● **Problem details**
The records that follow must be repeated verbatim, every one of them.

● **Raw data**
'''

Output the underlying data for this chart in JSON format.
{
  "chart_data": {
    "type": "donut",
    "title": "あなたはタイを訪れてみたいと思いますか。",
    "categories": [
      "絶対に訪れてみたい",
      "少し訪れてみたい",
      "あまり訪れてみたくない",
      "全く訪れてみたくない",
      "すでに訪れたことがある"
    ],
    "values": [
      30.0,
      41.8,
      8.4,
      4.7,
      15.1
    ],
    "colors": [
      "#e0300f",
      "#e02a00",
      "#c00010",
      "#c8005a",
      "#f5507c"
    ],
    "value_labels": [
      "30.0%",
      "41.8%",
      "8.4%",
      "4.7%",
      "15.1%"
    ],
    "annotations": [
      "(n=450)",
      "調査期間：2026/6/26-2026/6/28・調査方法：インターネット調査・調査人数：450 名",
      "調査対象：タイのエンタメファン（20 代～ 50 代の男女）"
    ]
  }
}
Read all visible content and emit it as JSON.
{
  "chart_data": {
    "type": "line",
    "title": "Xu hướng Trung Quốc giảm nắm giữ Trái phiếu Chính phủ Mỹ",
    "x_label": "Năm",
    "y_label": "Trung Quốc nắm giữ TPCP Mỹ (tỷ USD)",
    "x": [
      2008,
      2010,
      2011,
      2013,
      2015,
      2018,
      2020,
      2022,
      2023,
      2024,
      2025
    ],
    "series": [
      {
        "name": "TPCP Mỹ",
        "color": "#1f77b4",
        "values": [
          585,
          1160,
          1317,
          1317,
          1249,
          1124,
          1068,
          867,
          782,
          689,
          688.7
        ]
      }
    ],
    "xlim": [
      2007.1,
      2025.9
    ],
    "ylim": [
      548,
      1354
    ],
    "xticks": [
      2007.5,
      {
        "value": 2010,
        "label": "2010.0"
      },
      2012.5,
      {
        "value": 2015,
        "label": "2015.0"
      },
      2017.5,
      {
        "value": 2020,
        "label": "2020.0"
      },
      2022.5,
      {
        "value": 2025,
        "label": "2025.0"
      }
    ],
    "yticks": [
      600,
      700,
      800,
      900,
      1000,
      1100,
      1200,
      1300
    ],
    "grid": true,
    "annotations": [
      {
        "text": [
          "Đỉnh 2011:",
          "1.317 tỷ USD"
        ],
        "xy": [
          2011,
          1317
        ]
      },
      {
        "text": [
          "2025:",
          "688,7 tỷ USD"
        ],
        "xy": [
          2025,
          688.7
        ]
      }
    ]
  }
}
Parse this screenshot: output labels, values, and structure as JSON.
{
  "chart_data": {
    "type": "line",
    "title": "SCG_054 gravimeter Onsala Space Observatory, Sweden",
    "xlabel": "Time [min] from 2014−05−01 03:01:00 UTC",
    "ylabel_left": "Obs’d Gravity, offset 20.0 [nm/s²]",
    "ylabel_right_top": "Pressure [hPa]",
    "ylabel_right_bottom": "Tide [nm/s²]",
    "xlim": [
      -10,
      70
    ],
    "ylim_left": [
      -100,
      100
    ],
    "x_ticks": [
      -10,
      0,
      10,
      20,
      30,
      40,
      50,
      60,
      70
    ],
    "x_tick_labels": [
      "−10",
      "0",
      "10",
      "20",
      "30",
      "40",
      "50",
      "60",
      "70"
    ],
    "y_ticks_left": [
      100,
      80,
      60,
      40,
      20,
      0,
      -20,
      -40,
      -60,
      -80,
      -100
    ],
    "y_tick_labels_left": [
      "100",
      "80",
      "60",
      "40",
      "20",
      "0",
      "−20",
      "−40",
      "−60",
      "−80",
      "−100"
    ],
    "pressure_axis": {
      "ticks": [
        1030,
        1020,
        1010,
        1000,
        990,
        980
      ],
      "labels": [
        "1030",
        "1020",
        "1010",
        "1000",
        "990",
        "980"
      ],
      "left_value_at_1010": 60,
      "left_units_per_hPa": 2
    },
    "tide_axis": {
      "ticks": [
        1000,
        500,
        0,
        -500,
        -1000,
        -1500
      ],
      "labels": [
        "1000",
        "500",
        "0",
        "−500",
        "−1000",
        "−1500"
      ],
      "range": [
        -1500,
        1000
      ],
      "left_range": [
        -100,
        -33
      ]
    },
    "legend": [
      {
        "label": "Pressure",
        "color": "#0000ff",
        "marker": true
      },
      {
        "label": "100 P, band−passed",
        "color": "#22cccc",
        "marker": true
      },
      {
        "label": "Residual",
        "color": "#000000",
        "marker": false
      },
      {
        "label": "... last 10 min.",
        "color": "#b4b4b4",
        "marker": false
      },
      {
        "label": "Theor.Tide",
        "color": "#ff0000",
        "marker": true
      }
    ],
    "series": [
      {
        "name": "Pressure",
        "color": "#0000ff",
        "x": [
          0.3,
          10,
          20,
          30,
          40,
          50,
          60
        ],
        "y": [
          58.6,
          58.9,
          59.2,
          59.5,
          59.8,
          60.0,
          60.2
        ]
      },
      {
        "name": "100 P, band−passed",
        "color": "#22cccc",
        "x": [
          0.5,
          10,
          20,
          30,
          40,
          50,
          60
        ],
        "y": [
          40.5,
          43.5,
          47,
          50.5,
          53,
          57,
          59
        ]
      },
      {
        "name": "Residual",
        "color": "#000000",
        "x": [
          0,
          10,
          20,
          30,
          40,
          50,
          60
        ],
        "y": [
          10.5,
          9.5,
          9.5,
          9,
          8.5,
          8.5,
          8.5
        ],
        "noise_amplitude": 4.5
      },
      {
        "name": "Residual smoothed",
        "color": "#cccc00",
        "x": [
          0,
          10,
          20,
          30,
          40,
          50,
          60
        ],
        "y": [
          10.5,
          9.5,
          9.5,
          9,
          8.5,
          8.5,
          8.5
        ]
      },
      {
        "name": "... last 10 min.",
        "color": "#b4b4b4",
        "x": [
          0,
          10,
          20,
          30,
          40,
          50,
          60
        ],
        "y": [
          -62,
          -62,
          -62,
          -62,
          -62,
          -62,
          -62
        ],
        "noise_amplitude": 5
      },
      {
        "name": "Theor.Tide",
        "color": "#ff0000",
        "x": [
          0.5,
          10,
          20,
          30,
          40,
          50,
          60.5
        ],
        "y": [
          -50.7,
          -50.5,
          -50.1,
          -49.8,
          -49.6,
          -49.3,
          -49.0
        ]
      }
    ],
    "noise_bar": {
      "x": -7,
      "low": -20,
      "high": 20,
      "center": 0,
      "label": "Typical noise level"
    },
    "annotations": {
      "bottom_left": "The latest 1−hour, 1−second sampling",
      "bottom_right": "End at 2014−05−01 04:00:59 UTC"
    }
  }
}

'''

● **Complete output**
Output the underlying data for this chart in JSON format.
{
  "chart_data": {
    "type": "donut",
    "title": "あなたはタイを訪れてみたいと思いますか。",
    "categories": [
      "絶対に訪れてみたい",
      "少し訪れてみたい",
      "あまり訪れてみたくない",
      "全く訪れてみたくない",
      "すでに訪れたことがある"
    ],
    "values": [
      30.0,
      41.8,
      8.4,
      4.7,
      15.1
    ],
    "colors": [
      "#e0300f",
      "#e02a00",
      "#c00010",
      "#c8005a",
      "#f5507c"
    ],
    "value_labels": [
      "30.0%",
      "41.8%",
      "8.4%",
      "4.7%",
      "15.1%"
    ],
    "annotations": [
      "(n=450)",
      "調査期間：2026/6/26-2026/6/28・調査方法：インターネット調査・調査人数：450 名",
      "調査対象：タイのエンタメファン（20 代～ 50 代の男女）"
    ]
  }
}
Read all visible content and emit it as JSON.
{
  "chart_data": {
    "type": "line",
    "title": "Xu hướng Trung Quốc giảm nắm giữ Trái phiếu Chính phủ Mỹ",
    "x_label": "Năm",
    "y_label": "Trung Quốc nắm giữ TPCP Mỹ (tỷ USD)",
    "x": [
      2008,
      2010,
      2011,
      2013,
      2015,
      2018,
      2020,
      2022,
      2023,
      2024,
      2025
    ],
    "series": [
      {
        "name": "TPCP Mỹ",
        "color": "#1f77b4",
        "values": [
          585,
          1160,
          1317,
          1317,
          1249,
          1124,
          1068,
          867,
          782,
          689,
          688.7
        ]
      }
    ],
    "xlim": [
      2007.1,
      2025.9
    ],
    "ylim": [
      548,
      1354
    ],
    "xticks": [
      2007.5,
      {
        "value": 2010,
        "label": "2010.0"
      },
      2012.5,
      {
        "value": 2015,
        "label": "2015.0"
      },
      2017.5,
      {
        "value": 2020,
        "label": "2020.0"
      },
      2022.5,
      {
        "value": 2025,
        "label": "2025.0"
      }
    ],
    "yticks": [
      600,
      700,
      800,
      900,
      1000,
      1100,
      1200,
      1300
    ],
    "grid": true,
    "annotations": [
      {
        "text": [
          "Đỉnh 2011:",
          "1.317 tỷ USD"
        ],
        "xy": [
          2011,
          1317
        ]
      },
      {
        "text": [
          "2025:",
          "688,7 tỷ USD"
        ],
        "xy": [
          2025,
          688.7
        ]
      }
    ]
  }
}
Parse this screenshot: output labels, values, and structure as JSON.
{
  "chart_data": {
    "type": "line",
    "title": "SCG_054 gravimeter Onsala Space Observatory, Sweden",
    "xlabel": "Time [min] from 2014−05−01 03:01:00 UTC",
    "ylabel_left": "Obs’d Gravity, offset 20.0 [nm/s²]",
    "ylabel_right_top": "Pressure [hPa]",
    "ylabel_right_bottom": "Tide [nm/s²]",
    "xlim": [
      -10,
      70
    ],
    "ylim_left": [
      -100,
      100
    ],
    "x_ticks": [
      -10,
      0,
      10,
      20,
      30,
      40,
      50,
      60,
      70
    ],
    "x_tick_labels": [
      "−10",
      "0",
      "10",
      "20",
      "30",
      "40",
      "50",
      "60",
      "70"
    ],
    "y_ticks_left": [
      100,
      80,
      60,
      40,
      20,
      0,
      -20,
      -40,
      -60,
      -80,
      -100
    ],
    "y_tick_labels_left": [
      "100",
      "80",
      "60",
      "40",
      "20",
      "0",
      "−20",
      "−40",
      "−60",
      "−80",
      "−100"
    ],
    "pressure_axis": {
      "ticks": [
        1030,
        1020,
        1010,
        1000,
        990,
        980
      ],
      "labels": [
        "1030",
        "1020",
        "1010",
        "1000",
        "990",
        "980"
      ],
      "left_value_at_1010": 60,
      "left_units_per_hPa": 2
    },
    "tide_axis": {
      "ticks": [
        1000,
        500,
        0,
        -500,
        -1000,
        -1500
      ],
      "labels": [
        "1000",
        "500",
        "0",
        "−500",
        "−1000",
        "−1500"
      ],
      "range": [
        -1500,
        1000
      ],
      "left_range": [
        -100,
        -33
      ]
    },
    "legend": [
      {
        "label": "Pressure",
        "color": "#0000ff",
        "marker": true
      },
      {
        "label": "100 P, band−passed",
        "color": "#22cccc",
        "marker": true
      },
      {
        "label": "Residual",
        "color": "#000000",
        "marker": false
      },
      {
        "label": "... last 10 min.",
        "color": "#b4b4b4",
        "marker": false
      },
      {
        "label": "Theor.Tide",
        "color": "#ff0000",
        "marker": true
      }
    ],
    "series": [
      {
        "name": "Pressure",
        "color": "#0000ff",
        "x": [
          0.3,
          10,
          20,
          30,
          40,
          50,
          60
        ],
        "y": [
          58.6,
          58.9,
          59.2,
          59.5,
          59.8,
          60.0,
          60.2
        ]
      },
      {
        "name": "100 P, band−passed",
        "color": "#22cccc",
        "x": [
          0.5,
          10,
          20,
          30,
          40,
          50,
          60
        ],
        "y": [
          40.5,
          43.5,
          47,
          50.5,
          53,
          57,
          59
        ]
      },
      {
        "name": "Residual",
        "color": "#000000",
        "x": [
          0,
          10,
          20,
          30,
          40,
          50,
          60
        ],
        "y": [
          10.5,
          9.5,
          9.5,
          9,
          8.5,
          8.5,
          8.5
        ],
        "noise_amplitude": 4.5
      },
      {
        "name": "Residual smoothed",
        "color": "#cccc00",
        "x": [
          0,
          10,
          20,
          30,
          40,
          50,
          60
        ],
        "y": [
          10.5,
          9.5,
          9.5,
          9,
          8.5,
          8.5,
          8.5
        ]
      },
      {
        "name": "... last 10 min.",
        "color": "#b4b4b4",
        "x": [
          0,
          10,
          20,
          30,
          40,
          50,
          60
        ],
        "y": [
          -62,
          -62,
          -62,
          -62,
          -62,
          -62,
          -62
        ],
        "noise_amplitude": 5
      },
      {
        "name": "Theor.Tide",
        "color": "#ff0000",
        "x": [
          0.5,
          10,
          20,
          30,
          40,
          50,
          60.5
        ],
        "y": [
          -50.7,
          -50.5,
          -50.1,
          -49.8,
          -49.6,
          -49.3,
          -49.0
        ]
      }
    ],
    "noise_bar": {
      "x": -7,
      "low": -20,
      "high": 20,
      "center": 0,
      "label": "Typical noise level"
    },
    "annotations": {
      "bottom_left": "The latest 1−hour, 1−second sampling",
      "bottom_right": "End at 2014−05−01 04:00:59 UTC"
    }
  }
}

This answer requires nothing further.